--- START ---

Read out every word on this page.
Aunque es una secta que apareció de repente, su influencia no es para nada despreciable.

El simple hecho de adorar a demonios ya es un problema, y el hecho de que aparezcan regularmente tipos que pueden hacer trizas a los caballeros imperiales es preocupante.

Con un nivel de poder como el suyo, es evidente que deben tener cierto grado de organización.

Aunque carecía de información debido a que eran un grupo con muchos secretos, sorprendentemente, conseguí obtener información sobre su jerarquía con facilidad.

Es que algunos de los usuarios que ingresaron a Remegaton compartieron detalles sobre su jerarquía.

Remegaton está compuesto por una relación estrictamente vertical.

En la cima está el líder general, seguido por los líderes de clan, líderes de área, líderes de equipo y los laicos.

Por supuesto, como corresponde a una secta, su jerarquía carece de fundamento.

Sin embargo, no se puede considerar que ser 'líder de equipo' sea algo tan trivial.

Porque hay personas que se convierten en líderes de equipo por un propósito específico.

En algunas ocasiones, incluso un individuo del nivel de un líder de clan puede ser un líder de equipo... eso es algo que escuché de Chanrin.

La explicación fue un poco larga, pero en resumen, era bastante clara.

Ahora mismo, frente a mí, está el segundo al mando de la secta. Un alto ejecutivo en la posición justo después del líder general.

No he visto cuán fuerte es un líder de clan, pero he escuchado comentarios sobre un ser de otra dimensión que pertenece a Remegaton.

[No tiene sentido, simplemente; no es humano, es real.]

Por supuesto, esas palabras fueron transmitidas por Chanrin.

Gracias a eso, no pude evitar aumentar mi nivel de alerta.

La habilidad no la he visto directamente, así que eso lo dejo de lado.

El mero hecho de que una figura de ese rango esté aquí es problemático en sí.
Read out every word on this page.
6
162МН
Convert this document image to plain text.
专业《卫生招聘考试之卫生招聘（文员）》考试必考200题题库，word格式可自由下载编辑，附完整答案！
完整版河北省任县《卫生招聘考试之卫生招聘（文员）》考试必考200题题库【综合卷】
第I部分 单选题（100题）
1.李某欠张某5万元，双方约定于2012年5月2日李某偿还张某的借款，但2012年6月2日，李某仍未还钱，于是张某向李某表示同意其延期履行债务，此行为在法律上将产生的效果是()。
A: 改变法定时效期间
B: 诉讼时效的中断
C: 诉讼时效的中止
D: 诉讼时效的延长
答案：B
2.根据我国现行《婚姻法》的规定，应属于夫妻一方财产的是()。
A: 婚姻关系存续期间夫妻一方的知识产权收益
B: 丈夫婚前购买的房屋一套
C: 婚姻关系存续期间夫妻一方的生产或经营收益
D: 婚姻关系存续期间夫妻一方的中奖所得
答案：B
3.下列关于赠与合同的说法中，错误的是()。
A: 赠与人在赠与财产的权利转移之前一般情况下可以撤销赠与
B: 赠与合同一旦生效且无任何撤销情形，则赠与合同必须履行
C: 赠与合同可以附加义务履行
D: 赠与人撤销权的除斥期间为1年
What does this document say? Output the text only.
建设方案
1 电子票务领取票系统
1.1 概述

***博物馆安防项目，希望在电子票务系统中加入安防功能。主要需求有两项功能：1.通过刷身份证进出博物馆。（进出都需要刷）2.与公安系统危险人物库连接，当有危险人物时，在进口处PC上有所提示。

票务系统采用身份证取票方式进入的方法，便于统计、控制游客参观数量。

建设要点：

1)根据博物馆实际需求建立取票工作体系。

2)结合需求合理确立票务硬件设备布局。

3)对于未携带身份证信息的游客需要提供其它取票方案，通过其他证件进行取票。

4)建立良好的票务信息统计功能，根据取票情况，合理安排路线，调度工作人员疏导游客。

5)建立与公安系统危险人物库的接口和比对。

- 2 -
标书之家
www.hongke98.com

--- END ---

From the data above, work out how many lines hold "secta". Answer with the number alone.

TASK SOLUTION> 3